▶ Goal of the exercise
Pull each line holding "JSON" out of the entries below.
--- Rows ---
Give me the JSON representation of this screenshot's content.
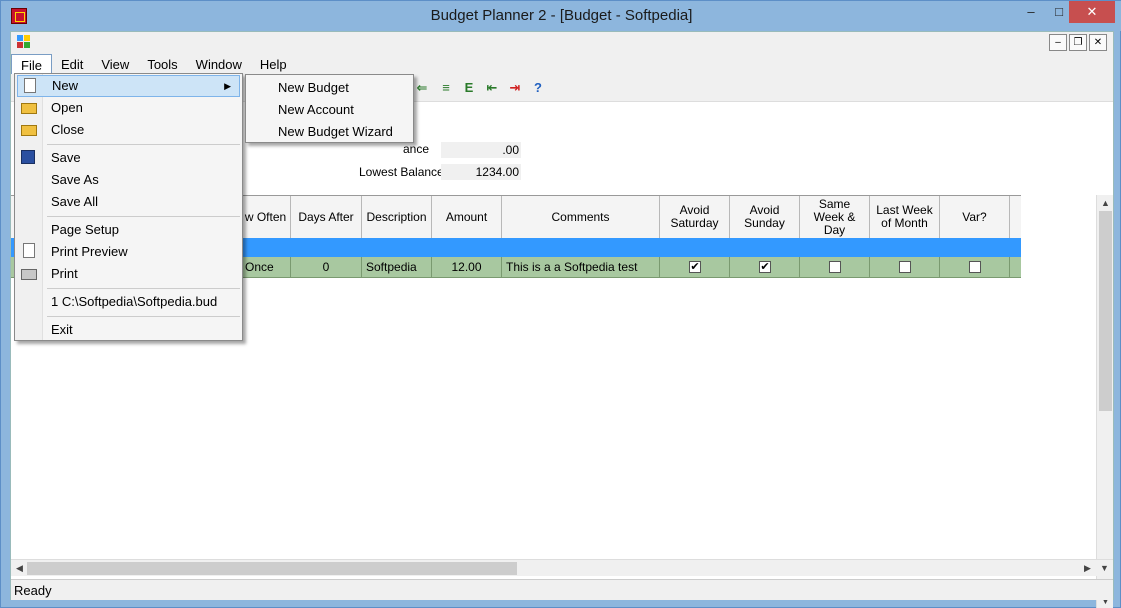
{
  "window": {
    "title": "Budget Planner 2 - [Budget - Softpedia]",
    "min_icon": "minimize-icon",
    "max_icon": "maximize-icon",
    "close_icon": "close-icon"
  },
  "mdi": {
    "min": "–",
    "restore": "❐",
    "close": "✕"
  },
  "menubar": [
    "File",
    "Edit",
    "View",
    "Tools",
    "Window",
    "Help"
  ],
  "fields": {
    "balance_label_fragment": "ance",
    "balance_value": ".00",
    "lowest_label_fragment": "Lowest Balance",
    "lowest_value": "1234.00"
  },
  "grid": {
    "headers": [
      "w Often",
      "Days After",
      "Description",
      "Amount",
      "Comments",
      "Avoid Saturday",
      "Avoid Sunday",
      "Same Week & Day",
      "Last Week of Month",
      "Var?"
    ],
    "row": {
      "often": "Once",
      "days_after": "0",
      "description": "Softpedia",
      "amount": "12.00",
      "comments": "This is a a Softpedia test",
      "avoid_saturday": true,
      "avoid_sunday": true,
      "same_week_day": false,
      "last_week_month": false,
      "var": false
    }
  },
  "file_menu": {
    "items": [
      {
        "label": "New",
        "icon": "new-document-icon"
      },
      {
        "label": "Open",
        "icon": "open-folder-icon"
      },
      {
        "label": "Close",
        "icon": "close-folder-icon"
      },
      {
        "label": "Save",
        "icon": "save-disk-icon"
      },
      {
        "label": "Save As",
        "icon": ""
      },
      {
        "label": "Save All",
        "icon": ""
      },
      {
        "label": "Page Setup",
        "icon": ""
      },
      {
        "label": "Print Preview",
        "icon": "print-preview-icon"
      },
      {
        "label": "Print",
        "icon": "printer-icon"
      },
      {
        "label": "1 C:\\Softpedia\\Softpedia.bud",
        "icon": ""
      },
      {
        "label": "Exit",
        "icon": ""
      }
    ]
  },
  "new_submenu": [
    "New Budget",
    "New Account",
    "New Budget Wizard"
  ],
  "status": {
    "text": "Ready"
  }
}
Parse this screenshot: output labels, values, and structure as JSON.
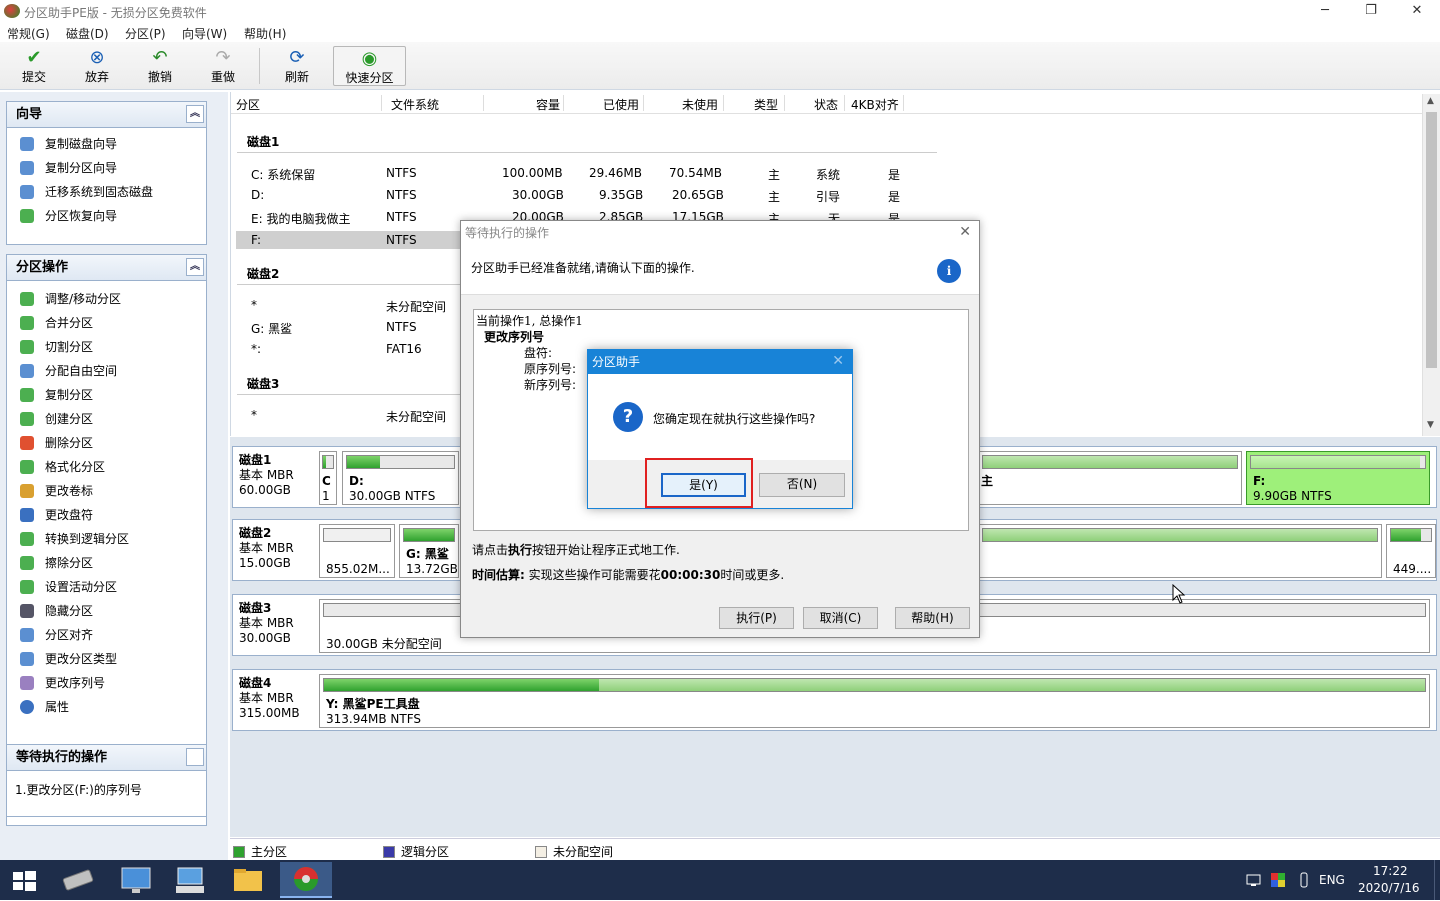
{
  "window": {
    "title": "分区助手PE版 - 无损分区免费软件",
    "minimize": "─",
    "restore": "❐",
    "close": "✕"
  },
  "menu": [
    "常规(G)",
    "磁盘(D)",
    "分区(P)",
    "向导(W)",
    "帮助(H)"
  ],
  "toolbar": {
    "commit": "提交",
    "discard": "放弃",
    "undo": "撤销",
    "redo": "重做",
    "refresh": "刷新",
    "quick": "快速分区"
  },
  "wizard": {
    "title": "向导",
    "items": [
      "复制磁盘向导",
      "复制分区向导",
      "迁移系统到固态磁盘",
      "分区恢复向导"
    ]
  },
  "partops": {
    "title": "分区操作",
    "items": [
      "调整/移动分区",
      "合并分区",
      "切割分区",
      "分配自由空间",
      "复制分区",
      "创建分区",
      "删除分区",
      "格式化分区",
      "更改卷标",
      "更改盘符",
      "转换到逻辑分区",
      "擦除分区",
      "设置活动分区",
      "隐藏分区",
      "分区对齐",
      "更改分区类型",
      "更改序列号",
      "属性"
    ]
  },
  "pending": {
    "title": "等待执行的操作",
    "items": [
      "1.更改分区(F:)的序列号"
    ]
  },
  "table": {
    "headers": [
      "分区",
      "文件系统",
      "容量",
      "已使用",
      "未使用",
      "类型",
      "状态",
      "4KB对齐"
    ],
    "disk1": {
      "title": "磁盘1",
      "rows": [
        [
          "C: 系统保留",
          "NTFS",
          "100.00MB",
          "29.46MB",
          "70.54MB",
          "主",
          "系统",
          "是"
        ],
        [
          "D:",
          "NTFS",
          "30.00GB",
          "9.35GB",
          "20.65GB",
          "主",
          "引导",
          "是"
        ],
        [
          "E: 我的电脑我做主",
          "NTFS",
          "20.00GB",
          "2.85GB",
          "17.15GB",
          "主",
          "无",
          "是"
        ],
        [
          "F:",
          "NTFS"
        ]
      ]
    },
    "disk2": {
      "title": "磁盘2",
      "rows": [
        [
          "*",
          "未分配空间"
        ],
        [
          "G: 黑鲨",
          "NTFS"
        ],
        [
          "*:",
          "FAT16"
        ]
      ]
    },
    "disk3": {
      "title": "磁盘3",
      "rows": [
        [
          "*",
          "未分配空间"
        ]
      ]
    }
  },
  "map": {
    "disk1": {
      "name": "磁盘1",
      "type": "基本 MBR",
      "size": "60.00GB",
      "c_label": "C",
      "c_size": "1",
      "d_label": "D:",
      "d_size": "30.00GB NTFS",
      "e_suffix": "主",
      "f_label": "F:",
      "f_size": "9.90GB NTFS",
      "d_used": 0.31,
      "f_used": 0.97
    },
    "disk2": {
      "name": "磁盘2",
      "type": "基本 MBR",
      "size": "15.00GB",
      "a_size": "855.02M...",
      "g_label": "G: 黑鲨",
      "g_size": "13.72GB",
      "last": "449...."
    },
    "disk3": {
      "name": "磁盘3",
      "type": "基本 MBR",
      "size": "30.00GB",
      "a_size": "30.00GB 未分配空间"
    },
    "disk4": {
      "name": "磁盘4",
      "type": "基本 MBR",
      "size": "315.00MB",
      "y_label": "Y: 黑鲨PE工具盘",
      "y_size": "313.94MB NTFS",
      "y_used": 0.25
    }
  },
  "legend": {
    "primary": "主分区",
    "logical": "逻辑分区",
    "unalloc": "未分配空间"
  },
  "colors": {
    "primary": "#2fa22f",
    "logical": "#3a3aa8",
    "accent": "#1883d7",
    "highlight": "#e02020"
  },
  "dialog1": {
    "title": "等待执行的操作",
    "msg": "分区助手已经准备就绪,请确认下面的操作.",
    "detail": {
      "line1": "当前操作1, 总操作1",
      "line2": "更改序列号",
      "k1": "盘符:",
      "k2": "原序列号:",
      "k3": "新序列号:"
    },
    "hint_pre": "请点击",
    "hint_bold": "执行",
    "hint_post": "按钮开始让程序正式地工作.",
    "est_label": "时间估算:",
    "est_pre": " 实现这些操作可能需要花",
    "est_time": "00:00:30",
    "est_post": "时间或更多.",
    "execute": "执行(P)",
    "cancel": "取消(C)",
    "help": "帮助(H)"
  },
  "dialog2": {
    "title": "分区助手",
    "question": "您确定现在就执行这些操作吗?",
    "yes": "是(Y)",
    "no": "否(N)"
  },
  "taskbar": {
    "lang": "ENG",
    "time": "17:22",
    "date": "2020/7/16"
  }
}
---
▶ Answer for this exercise
Give me the JSON representation of this screenshot's content.
Parse this screenshot: output labels, values, and structure as JSON.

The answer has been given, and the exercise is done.